● **Supplied records**:
--- --- ---

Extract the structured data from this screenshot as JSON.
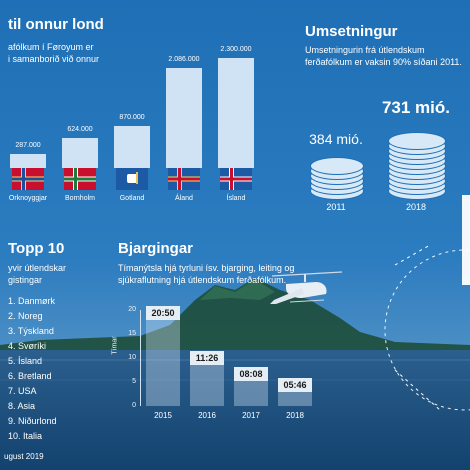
{
  "flights": {
    "title": "til onnur lond",
    "subtitle_lines": [
      "afólkum í Føroyum er",
      "i samanborið við onnur"
    ]
  },
  "umsetningur": {
    "title": "Umsetningur",
    "subtitle_lines": [
      "Umsetningurin frá útlendskum",
      "ferðafólkum er vaksin 90% síðani 2011."
    ]
  },
  "topp": {
    "title": "Topp 10",
    "subtitle_lines": [
      "yvir útlendskar",
      "gistingar"
    ],
    "items": [
      "1. Danmørk",
      "2. Noreg",
      "3. Týskland",
      "4. Svøríki",
      "5. Ísland",
      "6. Bretland",
      "7. USA",
      "8. Asia",
      "9. Niðurlond",
      "10. Italia"
    ]
  },
  "bjargingar": {
    "title": "Bjargingar",
    "subtitle_lines": [
      "Tímanýtsla hjá tyrluni ísv. bjarging, leiting og",
      "sjúkraflutning hjá útlendskum ferðafólkum."
    ]
  },
  "footer": "ugust 2019",
  "icons": [
    "helicopter-icon",
    "coin-stack-icon"
  ],
  "colors": {
    "background": "#1f6fb6",
    "bar": "#cfe3f5"
  },
  "chart_data": [
    {
      "type": "bar",
      "title": "til onnur lond",
      "categories": [
        "Orknoyggjar",
        "Bornholm",
        "Gotland",
        "Áland",
        "Ísland"
      ],
      "values": [
        287000,
        624000,
        870000,
        2086000,
        2300000
      ],
      "value_labels": [
        "287.000",
        "624.000",
        "870.000",
        "2.086.000",
        "2.300.000"
      ],
      "ylim": [
        0,
        2300000
      ]
    },
    {
      "type": "bar",
      "title": "Umsetningur",
      "categories": [
        "2011",
        "2018"
      ],
      "values": [
        384,
        731
      ],
      "value_labels": [
        "384 mió.",
        "731 mió."
      ]
    },
    {
      "type": "bar",
      "title": "Bjargingar",
      "ylabel": "Tímar",
      "yticks": [
        "0",
        "5",
        "10",
        "15",
        "20"
      ],
      "ylim": [
        0,
        20
      ],
      "categories": [
        "2015",
        "2016",
        "2017",
        "2018"
      ],
      "values": [
        20.83,
        11.43,
        8.13,
        5.77
      ],
      "value_labels": [
        "20:50",
        "11:26",
        "08:08",
        "05:46"
      ]
    }
  ]
}
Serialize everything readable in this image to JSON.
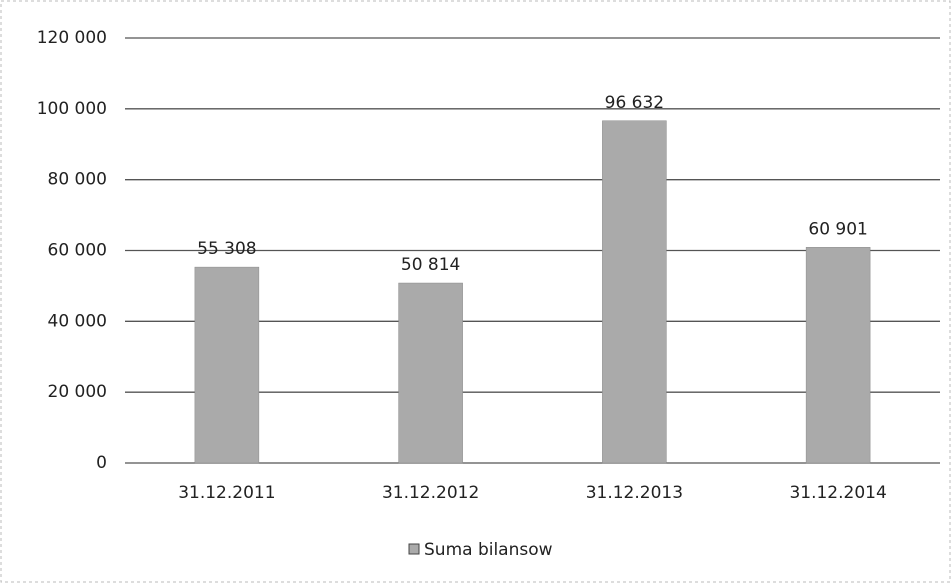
{
  "chart_data": {
    "type": "bar",
    "categories": [
      "31.12.2011",
      "31.12.2012",
      "31.12.2013",
      "31.12.2014"
    ],
    "series": [
      {
        "name": "Suma bilansow",
        "color": "#aaaaaa",
        "values": [
          55308,
          50814,
          96632,
          60901
        ],
        "value_labels": [
          "55 308",
          "50 814",
          "96 632",
          "60 901"
        ]
      }
    ],
    "ylim": [
      0,
      120000
    ],
    "yticks": [
      0,
      {
        "value": 20000,
        "label": "20 000"
      },
      {
        "value": 40000,
        "label": "40 000"
      },
      {
        "value": 60000,
        "label": "60 000"
      },
      {
        "value": 80000,
        "label": "80 000"
      },
      {
        "value": 100000,
        "label": "100 000"
      },
      {
        "value": 120000,
        "label": "120 000"
      }
    ],
    "grid": true,
    "legend": "bottom"
  }
}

--- --- ---

● **Task description**: Repeat the data in full and exactly. Omit pictures.

● **Complete answer**:
Extract the structured data from this screenshot as JSON.
{
  "flights": {
    "title": "til onnur lond",
    "subtitle_lines": [
      "afólkum í Føroyum er",
      "i samanborið við onnur"
    ]
  },
  "umsetningur": {
    "title": "Umsetningur",
    "subtitle_lines": [
      "Umsetningurin frá útlendskum",
      "ferðafólkum er vaksin 90% síðani 2011."
    ]
  },
  "topp": {
    "title": "Topp 10",
    "subtitle_lines": [
      "yvir útlendskar",
      "gistingar"
    ],
    "items": [
      "1. Danmørk",
      "2. Noreg",
      "3. Týskland",
      "4. Svøríki",
      "5. Ísland",
      "6. Bretland",
      "7. USA",
      "8. Asia",
      "9. Niðurlond",
      "10. Italia"
    ]
  },
  "bjargingar": {
    "title": "Bjargingar",
    "subtitle_lines": [
      "Tímanýtsla hjá tyrluni ísv. bjarging, leiting og",
      "sjúkraflutning hjá útlendskum ferðafólkum."
    ]
  },
  "footer": "ugust 2019",
  "icons": [
    "helicopter-icon",
    "coin-stack-icon"
  ],
  "colors": {
    "background": "#1f6fb6",
    "bar": "#cfe3f5"
  },
  "chart_data": [
    {
      "type": "bar",
      "title": "til onnur lond",
      "categories": [
        "Orknoyggjar",
        "Bornholm",
        "Gotland",
        "Áland",
        "Ísland"
      ],
      "values": [
        287000,
        624000,
        870000,
        2086000,
        2300000
      ],
      "value_labels": [
        "287.000",
        "624.000",
        "870.000",
        "2.086.000",
        "2.300.000"
      ],
      "ylim": [
        0,
        2300000
      ]
    },
    {
      "type": "bar",
      "title": "Umsetningur",
      "categories": [
        "2011",
        "2018"
      ],
      "values": [
        384,
        731
      ],
      "value_labels": [
        "384 mió.",
        "731 mió."
      ]
    },
    {
      "type": "bar",
      "title": "Bjargingar",
      "ylabel": "Tímar",
      "yticks": [
        "0",
        "5",
        "10",
        "15",
        "20"
      ],
      "ylim": [
        0,
        20
      ],
      "categories": [
        "2015",
        "2016",
        "2017",
        "2018"
      ],
      "values": [
        20.83,
        11.43,
        8.13,
        5.77
      ],
      "value_labels": [
        "20:50",
        "11:26",
        "08:08",
        "05:46"
      ]
    }
  ]
}
Serialize everything readable in this image to JSON.
{
  "chart_data": {
    "type": "bar",
    "categories": [
      "31.12.2011",
      "31.12.2012",
      "31.12.2013",
      "31.12.2014"
    ],
    "series": [
      {
        "name": "Suma bilansow",
        "color": "#aaaaaa",
        "values": [
          55308,
          50814,
          96632,
          60901
        ],
        "value_labels": [
          "55 308",
          "50 814",
          "96 632",
          "60 901"
        ]
      }
    ],
    "ylim": [
      0,
      120000
    ],
    "yticks": [
      0,
      {
        "value": 20000,
        "label": "20 000"
      },
      {
        "value": 40000,
        "label": "40 000"
      },
      {
        "value": 60000,
        "label": "60 000"
      },
      {
        "value": 80000,
        "label": "80 000"
      },
      {
        "value": 100000,
        "label": "100 000"
      },
      {
        "value": 120000,
        "label": "120 000"
      }
    ],
    "grid": true,
    "legend": "bottom"
  }
}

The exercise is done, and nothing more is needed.